======== Dataset ========

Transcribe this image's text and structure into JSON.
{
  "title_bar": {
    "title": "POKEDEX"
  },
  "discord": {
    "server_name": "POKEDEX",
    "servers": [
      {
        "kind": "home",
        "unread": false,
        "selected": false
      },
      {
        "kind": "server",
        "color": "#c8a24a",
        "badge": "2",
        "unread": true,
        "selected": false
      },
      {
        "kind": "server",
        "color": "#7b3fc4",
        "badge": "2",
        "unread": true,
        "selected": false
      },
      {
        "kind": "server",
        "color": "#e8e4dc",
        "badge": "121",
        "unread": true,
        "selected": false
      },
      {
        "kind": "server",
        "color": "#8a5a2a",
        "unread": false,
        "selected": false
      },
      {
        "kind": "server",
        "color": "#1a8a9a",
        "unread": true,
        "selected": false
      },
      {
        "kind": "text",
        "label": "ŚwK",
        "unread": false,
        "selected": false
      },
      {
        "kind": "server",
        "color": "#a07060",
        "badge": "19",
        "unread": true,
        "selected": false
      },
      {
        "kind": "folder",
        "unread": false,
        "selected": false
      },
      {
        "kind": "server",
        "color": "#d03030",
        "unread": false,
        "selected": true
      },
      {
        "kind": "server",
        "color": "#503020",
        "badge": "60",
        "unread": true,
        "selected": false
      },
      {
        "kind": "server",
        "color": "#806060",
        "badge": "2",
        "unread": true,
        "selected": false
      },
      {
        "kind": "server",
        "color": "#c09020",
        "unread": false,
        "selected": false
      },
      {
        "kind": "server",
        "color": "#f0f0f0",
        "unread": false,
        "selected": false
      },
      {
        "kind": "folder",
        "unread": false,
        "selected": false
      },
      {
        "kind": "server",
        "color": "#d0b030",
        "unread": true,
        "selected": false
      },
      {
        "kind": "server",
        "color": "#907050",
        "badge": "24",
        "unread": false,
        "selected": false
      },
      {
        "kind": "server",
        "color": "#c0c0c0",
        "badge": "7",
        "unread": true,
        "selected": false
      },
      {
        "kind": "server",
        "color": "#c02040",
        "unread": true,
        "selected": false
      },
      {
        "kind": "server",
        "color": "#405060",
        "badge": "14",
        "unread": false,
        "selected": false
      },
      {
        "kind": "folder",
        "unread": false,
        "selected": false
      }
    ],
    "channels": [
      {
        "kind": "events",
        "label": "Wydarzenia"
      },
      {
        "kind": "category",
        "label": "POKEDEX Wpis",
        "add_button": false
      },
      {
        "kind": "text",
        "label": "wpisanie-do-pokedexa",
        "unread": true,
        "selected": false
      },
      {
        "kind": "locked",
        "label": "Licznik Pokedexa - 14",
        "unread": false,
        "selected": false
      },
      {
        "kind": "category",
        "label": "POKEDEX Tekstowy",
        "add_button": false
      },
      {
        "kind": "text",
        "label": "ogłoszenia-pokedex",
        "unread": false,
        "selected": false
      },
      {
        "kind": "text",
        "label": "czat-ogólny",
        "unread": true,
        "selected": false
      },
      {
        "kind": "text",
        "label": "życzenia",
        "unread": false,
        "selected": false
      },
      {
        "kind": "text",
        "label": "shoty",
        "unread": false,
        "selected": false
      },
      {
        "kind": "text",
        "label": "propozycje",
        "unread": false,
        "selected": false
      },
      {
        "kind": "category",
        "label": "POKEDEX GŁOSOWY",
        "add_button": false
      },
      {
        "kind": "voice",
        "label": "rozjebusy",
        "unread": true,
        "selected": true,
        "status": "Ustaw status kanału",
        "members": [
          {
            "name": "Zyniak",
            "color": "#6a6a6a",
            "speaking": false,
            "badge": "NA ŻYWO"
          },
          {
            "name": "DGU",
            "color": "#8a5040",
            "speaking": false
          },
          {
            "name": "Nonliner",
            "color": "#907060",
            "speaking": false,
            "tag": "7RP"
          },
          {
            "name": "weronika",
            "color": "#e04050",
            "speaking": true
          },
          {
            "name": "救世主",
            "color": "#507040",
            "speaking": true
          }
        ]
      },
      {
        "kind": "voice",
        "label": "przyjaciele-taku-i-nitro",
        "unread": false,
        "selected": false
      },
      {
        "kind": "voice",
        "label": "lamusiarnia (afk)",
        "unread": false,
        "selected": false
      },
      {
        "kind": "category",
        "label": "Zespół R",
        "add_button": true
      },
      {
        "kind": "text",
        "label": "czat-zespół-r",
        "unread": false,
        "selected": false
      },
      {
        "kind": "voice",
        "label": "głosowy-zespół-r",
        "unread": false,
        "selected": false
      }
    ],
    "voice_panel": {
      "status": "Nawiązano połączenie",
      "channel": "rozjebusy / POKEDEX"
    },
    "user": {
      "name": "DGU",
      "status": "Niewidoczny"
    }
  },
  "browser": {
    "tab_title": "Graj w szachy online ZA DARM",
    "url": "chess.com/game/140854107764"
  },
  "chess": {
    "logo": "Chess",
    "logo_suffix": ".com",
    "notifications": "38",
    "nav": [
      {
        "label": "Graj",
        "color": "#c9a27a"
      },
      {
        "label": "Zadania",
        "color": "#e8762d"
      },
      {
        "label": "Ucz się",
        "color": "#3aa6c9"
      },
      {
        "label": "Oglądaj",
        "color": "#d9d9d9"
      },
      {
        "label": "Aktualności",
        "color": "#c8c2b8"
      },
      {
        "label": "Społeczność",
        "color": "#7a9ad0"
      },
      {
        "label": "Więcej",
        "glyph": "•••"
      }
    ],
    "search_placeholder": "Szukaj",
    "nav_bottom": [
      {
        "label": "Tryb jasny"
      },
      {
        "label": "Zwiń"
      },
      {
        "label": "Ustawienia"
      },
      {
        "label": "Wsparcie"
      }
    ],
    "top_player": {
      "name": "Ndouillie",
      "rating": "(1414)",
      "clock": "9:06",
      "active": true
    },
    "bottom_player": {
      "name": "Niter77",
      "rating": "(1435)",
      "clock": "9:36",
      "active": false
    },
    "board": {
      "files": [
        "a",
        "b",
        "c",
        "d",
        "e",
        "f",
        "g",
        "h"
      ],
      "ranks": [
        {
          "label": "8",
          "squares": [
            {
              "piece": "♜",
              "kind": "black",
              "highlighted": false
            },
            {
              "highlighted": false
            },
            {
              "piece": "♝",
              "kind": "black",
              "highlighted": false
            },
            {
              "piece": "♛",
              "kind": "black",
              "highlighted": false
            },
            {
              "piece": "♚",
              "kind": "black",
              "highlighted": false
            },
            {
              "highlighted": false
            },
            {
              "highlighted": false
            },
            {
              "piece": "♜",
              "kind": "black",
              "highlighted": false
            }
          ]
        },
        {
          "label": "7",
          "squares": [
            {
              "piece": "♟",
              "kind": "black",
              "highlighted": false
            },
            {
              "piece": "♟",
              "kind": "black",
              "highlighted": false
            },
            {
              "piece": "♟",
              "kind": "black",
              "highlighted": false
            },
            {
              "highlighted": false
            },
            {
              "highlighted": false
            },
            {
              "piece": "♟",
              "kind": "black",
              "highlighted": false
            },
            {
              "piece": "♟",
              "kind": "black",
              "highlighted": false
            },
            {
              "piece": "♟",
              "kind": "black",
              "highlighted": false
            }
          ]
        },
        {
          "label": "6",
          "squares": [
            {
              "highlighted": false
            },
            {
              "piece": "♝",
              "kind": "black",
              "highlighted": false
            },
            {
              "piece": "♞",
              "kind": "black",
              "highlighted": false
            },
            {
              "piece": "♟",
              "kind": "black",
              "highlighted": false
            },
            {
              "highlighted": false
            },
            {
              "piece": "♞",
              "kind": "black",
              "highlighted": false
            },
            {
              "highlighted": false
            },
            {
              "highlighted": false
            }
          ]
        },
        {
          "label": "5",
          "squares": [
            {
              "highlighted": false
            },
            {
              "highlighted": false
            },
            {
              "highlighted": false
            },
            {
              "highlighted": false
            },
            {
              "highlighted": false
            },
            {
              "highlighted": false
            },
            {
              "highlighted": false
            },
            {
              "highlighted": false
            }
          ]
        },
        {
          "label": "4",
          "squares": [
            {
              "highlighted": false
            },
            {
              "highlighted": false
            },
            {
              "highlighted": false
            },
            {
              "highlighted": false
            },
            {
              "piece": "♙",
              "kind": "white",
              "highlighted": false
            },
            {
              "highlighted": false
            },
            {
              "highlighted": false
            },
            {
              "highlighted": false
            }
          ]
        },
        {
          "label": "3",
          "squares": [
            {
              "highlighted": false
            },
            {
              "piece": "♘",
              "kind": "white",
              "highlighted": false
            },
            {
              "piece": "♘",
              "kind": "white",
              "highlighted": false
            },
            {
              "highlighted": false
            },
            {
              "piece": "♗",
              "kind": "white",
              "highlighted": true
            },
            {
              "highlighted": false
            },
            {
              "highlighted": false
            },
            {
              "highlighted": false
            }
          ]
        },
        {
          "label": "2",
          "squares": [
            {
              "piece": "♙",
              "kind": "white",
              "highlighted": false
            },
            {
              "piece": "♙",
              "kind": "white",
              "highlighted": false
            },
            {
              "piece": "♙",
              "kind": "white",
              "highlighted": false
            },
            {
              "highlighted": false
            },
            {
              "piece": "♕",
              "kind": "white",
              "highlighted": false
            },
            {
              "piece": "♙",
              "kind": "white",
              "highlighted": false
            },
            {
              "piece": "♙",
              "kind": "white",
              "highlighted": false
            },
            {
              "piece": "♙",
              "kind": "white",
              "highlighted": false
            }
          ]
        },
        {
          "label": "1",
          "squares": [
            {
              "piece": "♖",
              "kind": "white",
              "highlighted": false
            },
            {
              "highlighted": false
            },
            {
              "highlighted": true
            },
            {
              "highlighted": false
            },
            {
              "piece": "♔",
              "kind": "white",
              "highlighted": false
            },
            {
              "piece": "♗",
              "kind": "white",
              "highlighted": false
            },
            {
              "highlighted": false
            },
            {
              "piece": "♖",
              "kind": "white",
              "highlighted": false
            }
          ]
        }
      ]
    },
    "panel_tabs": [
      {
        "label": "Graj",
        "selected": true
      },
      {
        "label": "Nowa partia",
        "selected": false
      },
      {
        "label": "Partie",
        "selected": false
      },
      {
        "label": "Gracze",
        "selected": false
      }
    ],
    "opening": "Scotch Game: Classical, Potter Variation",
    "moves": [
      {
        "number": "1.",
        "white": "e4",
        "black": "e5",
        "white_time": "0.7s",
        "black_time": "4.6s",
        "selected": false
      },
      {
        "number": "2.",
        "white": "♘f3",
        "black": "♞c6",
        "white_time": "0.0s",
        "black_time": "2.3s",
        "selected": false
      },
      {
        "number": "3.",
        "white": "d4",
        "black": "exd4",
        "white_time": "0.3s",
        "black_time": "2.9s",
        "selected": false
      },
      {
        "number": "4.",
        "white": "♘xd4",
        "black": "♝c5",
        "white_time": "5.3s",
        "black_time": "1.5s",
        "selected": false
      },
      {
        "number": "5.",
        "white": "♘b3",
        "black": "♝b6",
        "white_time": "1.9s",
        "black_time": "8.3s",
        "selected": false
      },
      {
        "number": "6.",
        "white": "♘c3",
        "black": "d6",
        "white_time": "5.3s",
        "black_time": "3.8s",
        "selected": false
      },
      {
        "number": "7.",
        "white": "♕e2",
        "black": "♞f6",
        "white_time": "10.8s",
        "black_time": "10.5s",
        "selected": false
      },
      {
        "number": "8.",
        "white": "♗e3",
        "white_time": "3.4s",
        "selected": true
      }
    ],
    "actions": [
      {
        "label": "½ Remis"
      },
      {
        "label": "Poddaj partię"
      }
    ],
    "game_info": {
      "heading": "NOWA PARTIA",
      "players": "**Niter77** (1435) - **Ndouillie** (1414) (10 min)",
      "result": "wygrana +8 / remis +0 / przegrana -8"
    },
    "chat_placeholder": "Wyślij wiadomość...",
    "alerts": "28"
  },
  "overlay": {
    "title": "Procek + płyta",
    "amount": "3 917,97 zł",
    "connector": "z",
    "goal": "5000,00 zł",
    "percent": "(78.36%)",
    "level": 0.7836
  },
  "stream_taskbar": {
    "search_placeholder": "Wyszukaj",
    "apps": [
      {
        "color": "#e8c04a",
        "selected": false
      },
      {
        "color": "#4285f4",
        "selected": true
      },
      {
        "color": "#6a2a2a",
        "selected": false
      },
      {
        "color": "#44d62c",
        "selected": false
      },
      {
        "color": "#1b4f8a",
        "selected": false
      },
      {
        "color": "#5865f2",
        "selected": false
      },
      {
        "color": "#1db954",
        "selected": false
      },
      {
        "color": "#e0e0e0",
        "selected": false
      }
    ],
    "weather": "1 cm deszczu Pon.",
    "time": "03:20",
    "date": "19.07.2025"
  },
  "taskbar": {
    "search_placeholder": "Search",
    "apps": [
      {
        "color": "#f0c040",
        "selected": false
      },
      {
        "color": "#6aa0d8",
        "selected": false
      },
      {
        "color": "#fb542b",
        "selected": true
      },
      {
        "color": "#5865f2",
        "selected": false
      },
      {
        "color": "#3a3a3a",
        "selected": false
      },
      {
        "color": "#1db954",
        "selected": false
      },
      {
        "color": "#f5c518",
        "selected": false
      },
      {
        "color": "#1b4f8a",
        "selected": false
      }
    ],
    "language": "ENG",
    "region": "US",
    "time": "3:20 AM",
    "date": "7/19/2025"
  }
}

========

In how many lines of the data does the string "czat" appear? Give only the number.

2